Records shown:
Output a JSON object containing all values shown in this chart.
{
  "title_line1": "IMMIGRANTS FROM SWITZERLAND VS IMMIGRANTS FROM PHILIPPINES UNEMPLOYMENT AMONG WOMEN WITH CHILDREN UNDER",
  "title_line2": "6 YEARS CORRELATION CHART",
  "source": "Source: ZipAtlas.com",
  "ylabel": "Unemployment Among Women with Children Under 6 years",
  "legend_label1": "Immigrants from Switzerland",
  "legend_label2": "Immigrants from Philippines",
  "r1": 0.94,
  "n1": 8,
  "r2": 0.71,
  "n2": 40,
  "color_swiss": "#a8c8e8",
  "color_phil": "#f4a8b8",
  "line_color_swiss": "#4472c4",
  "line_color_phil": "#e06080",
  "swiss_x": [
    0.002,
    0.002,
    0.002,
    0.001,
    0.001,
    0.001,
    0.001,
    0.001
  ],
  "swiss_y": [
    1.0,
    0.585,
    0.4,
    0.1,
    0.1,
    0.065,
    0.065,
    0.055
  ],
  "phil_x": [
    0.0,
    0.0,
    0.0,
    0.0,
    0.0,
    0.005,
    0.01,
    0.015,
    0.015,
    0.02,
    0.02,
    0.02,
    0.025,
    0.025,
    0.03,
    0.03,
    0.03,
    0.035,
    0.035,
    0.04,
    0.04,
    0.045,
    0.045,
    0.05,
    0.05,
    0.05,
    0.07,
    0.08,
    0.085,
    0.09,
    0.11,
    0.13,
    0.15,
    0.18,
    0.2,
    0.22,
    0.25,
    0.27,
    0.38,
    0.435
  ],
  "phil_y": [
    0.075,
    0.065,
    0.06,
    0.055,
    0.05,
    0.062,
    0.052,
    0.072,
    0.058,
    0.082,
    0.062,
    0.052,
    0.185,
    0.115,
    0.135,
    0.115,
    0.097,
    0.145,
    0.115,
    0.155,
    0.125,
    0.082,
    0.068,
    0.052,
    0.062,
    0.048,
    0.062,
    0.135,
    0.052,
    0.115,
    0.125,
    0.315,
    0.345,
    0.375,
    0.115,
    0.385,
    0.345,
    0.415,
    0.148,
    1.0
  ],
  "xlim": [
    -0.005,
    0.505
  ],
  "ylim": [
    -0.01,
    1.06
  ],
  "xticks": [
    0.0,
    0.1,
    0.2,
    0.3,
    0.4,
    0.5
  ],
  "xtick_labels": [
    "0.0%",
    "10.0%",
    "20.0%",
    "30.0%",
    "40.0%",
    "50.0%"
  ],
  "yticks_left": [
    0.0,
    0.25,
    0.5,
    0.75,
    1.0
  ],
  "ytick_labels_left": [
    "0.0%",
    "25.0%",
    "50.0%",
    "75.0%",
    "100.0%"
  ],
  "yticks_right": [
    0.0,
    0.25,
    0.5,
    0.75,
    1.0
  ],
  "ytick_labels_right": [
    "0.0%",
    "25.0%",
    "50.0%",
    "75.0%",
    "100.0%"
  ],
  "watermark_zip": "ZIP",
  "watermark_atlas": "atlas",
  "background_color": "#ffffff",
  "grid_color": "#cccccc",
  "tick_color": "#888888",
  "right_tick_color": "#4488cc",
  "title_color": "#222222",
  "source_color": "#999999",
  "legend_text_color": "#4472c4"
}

Request: Please set down all the data word for word.

Solution below:
Output a JSON object containing all values shown in this chart.
{
  "title_line1": "IMMIGRANTS FROM SWITZERLAND VS IMMIGRANTS FROM PHILIPPINES UNEMPLOYMENT AMONG WOMEN WITH CHILDREN UNDER",
  "title_line2": "6 YEARS CORRELATION CHART",
  "source": "Source: ZipAtlas.com",
  "ylabel": "Unemployment Among Women with Children Under 6 years",
  "legend_label1": "Immigrants from Switzerland",
  "legend_label2": "Immigrants from Philippines",
  "r1": 0.94,
  "n1": 8,
  "r2": 0.71,
  "n2": 40,
  "color_swiss": "#a8c8e8",
  "color_phil": "#f4a8b8",
  "line_color_swiss": "#4472c4",
  "line_color_phil": "#e06080",
  "swiss_x": [
    0.002,
    0.002,
    0.002,
    0.001,
    0.001,
    0.001,
    0.001,
    0.001
  ],
  "swiss_y": [
    1.0,
    0.585,
    0.4,
    0.1,
    0.1,
    0.065,
    0.065,
    0.055
  ],
  "phil_x": [
    0.0,
    0.0,
    0.0,
    0.0,
    0.0,
    0.005,
    0.01,
    0.015,
    0.015,
    0.02,
    0.02,
    0.02,
    0.025,
    0.025,
    0.03,
    0.03,
    0.03,
    0.035,
    0.035,
    0.04,
    0.04,
    0.045,
    0.045,
    0.05,
    0.05,
    0.05,
    0.07,
    0.08,
    0.085,
    0.09,
    0.11,
    0.13,
    0.15,
    0.18,
    0.2,
    0.22,
    0.25,
    0.27,
    0.38,
    0.435
  ],
  "phil_y": [
    0.075,
    0.065,
    0.06,
    0.055,
    0.05,
    0.062,
    0.052,
    0.072,
    0.058,
    0.082,
    0.062,
    0.052,
    0.185,
    0.115,
    0.135,
    0.115,
    0.097,
    0.145,
    0.115,
    0.155,
    0.125,
    0.082,
    0.068,
    0.052,
    0.062,
    0.048,
    0.062,
    0.135,
    0.052,
    0.115,
    0.125,
    0.315,
    0.345,
    0.375,
    0.115,
    0.385,
    0.345,
    0.415,
    0.148,
    1.0
  ],
  "xlim": [
    -0.005,
    0.505
  ],
  "ylim": [
    -0.01,
    1.06
  ],
  "xticks": [
    0.0,
    0.1,
    0.2,
    0.3,
    0.4,
    0.5
  ],
  "xtick_labels": [
    "0.0%",
    "10.0%",
    "20.0%",
    "30.0%",
    "40.0%",
    "50.0%"
  ],
  "yticks_left": [
    0.0,
    0.25,
    0.5,
    0.75,
    1.0
  ],
  "ytick_labels_left": [
    "0.0%",
    "25.0%",
    "50.0%",
    "75.0%",
    "100.0%"
  ],
  "yticks_right": [
    0.0,
    0.25,
    0.5,
    0.75,
    1.0
  ],
  "ytick_labels_right": [
    "0.0%",
    "25.0%",
    "50.0%",
    "75.0%",
    "100.0%"
  ],
  "watermark_zip": "ZIP",
  "watermark_atlas": "atlas",
  "background_color": "#ffffff",
  "grid_color": "#cccccc",
  "tick_color": "#888888",
  "right_tick_color": "#4488cc",
  "title_color": "#222222",
  "source_color": "#999999",
  "legend_text_color": "#4472c4"
}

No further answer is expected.